- _DESCRIPTION OF THE TASK_: Output every line below exactly.

───── INPUT RECORDS ─────

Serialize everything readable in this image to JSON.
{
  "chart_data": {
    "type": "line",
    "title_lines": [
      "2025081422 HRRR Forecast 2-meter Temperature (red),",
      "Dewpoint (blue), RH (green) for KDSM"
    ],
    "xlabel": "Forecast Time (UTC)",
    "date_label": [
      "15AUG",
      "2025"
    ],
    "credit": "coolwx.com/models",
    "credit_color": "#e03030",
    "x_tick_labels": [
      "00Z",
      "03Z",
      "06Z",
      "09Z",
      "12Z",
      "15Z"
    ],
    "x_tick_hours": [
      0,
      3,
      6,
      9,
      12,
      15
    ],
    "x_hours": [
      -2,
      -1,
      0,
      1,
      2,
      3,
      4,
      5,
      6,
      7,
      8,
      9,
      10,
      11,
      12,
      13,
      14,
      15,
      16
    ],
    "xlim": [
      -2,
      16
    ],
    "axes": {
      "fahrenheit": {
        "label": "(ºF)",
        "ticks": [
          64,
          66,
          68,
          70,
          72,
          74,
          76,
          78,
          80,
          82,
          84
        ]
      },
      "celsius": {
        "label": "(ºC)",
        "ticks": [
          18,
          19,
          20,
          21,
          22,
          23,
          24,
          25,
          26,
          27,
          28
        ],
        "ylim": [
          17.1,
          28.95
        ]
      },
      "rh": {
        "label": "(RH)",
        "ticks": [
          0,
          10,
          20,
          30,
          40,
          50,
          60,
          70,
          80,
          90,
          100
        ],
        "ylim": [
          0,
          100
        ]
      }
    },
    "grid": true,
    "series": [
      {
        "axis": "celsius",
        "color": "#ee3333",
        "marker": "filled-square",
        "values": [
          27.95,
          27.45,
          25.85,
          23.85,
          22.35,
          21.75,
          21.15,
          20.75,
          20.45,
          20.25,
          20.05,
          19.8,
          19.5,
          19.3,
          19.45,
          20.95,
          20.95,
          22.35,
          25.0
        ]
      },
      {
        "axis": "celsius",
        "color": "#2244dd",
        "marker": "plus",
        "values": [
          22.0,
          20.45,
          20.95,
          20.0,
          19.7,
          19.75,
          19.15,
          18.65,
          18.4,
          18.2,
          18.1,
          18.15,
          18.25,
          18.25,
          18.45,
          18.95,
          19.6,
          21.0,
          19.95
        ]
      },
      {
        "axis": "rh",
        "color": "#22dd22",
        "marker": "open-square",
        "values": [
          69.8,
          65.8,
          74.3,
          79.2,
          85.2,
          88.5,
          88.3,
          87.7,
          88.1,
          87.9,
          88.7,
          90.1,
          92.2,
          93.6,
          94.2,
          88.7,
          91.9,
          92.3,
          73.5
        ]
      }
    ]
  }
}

─────

- _WRITTEN REPLY_:
Serialize everything readable in this image to JSON.
{
  "chart_data": {
    "type": "line",
    "title_lines": [
      "2025081422 HRRR Forecast 2-meter Temperature (red),",
      "Dewpoint (blue), RH (green) for KDSM"
    ],
    "xlabel": "Forecast Time (UTC)",
    "date_label": [
      "15AUG",
      "2025"
    ],
    "credit": "coolwx.com/models",
    "credit_color": "#e03030",
    "x_tick_labels": [
      "00Z",
      "03Z",
      "06Z",
      "09Z",
      "12Z",
      "15Z"
    ],
    "x_tick_hours": [
      0,
      3,
      6,
      9,
      12,
      15
    ],
    "x_hours": [
      -2,
      -1,
      0,
      1,
      2,
      3,
      4,
      5,
      6,
      7,
      8,
      9,
      10,
      11,
      12,
      13,
      14,
      15,
      16
    ],
    "xlim": [
      -2,
      16
    ],
    "axes": {
      "fahrenheit": {
        "label": "(ºF)",
        "ticks": [
          64,
          66,
          68,
          70,
          72,
          74,
          76,
          78,
          80,
          82,
          84
        ]
      },
      "celsius": {
        "label": "(ºC)",
        "ticks": [
          18,
          19,
          20,
          21,
          22,
          23,
          24,
          25,
          26,
          27,
          28
        ],
        "ylim": [
          17.1,
          28.95
        ]
      },
      "rh": {
        "label": "(RH)",
        "ticks": [
          0,
          10,
          20,
          30,
          40,
          50,
          60,
          70,
          80,
          90,
          100
        ],
        "ylim": [
          0,
          100
        ]
      }
    },
    "grid": true,
    "series": [
      {
        "axis": "celsius",
        "color": "#ee3333",
        "marker": "filled-square",
        "values": [
          27.95,
          27.45,
          25.85,
          23.85,
          22.35,
          21.75,
          21.15,
          20.75,
          20.45,
          20.25,
          20.05,
          19.8,
          19.5,
          19.3,
          19.45,
          20.95,
          20.95,
          22.35,
          25.0
        ]
      },
      {
        "axis": "celsius",
        "color": "#2244dd",
        "marker": "plus",
        "values": [
          22.0,
          20.45,
          20.95,
          20.0,
          19.7,
          19.75,
          19.15,
          18.65,
          18.4,
          18.2,
          18.1,
          18.15,
          18.25,
          18.25,
          18.45,
          18.95,
          19.6,
          21.0,
          19.95
        ]
      },
      {
        "axis": "rh",
        "color": "#22dd22",
        "marker": "open-square",
        "values": [
          69.8,
          65.8,
          74.3,
          79.2,
          85.2,
          88.5,
          88.3,
          87.7,
          88.1,
          87.9,
          88.7,
          90.1,
          92.2,
          93.6,
          94.2,
          88.7,
          91.9,
          92.3,
          73.5
        ]
      }
    ]
  }
}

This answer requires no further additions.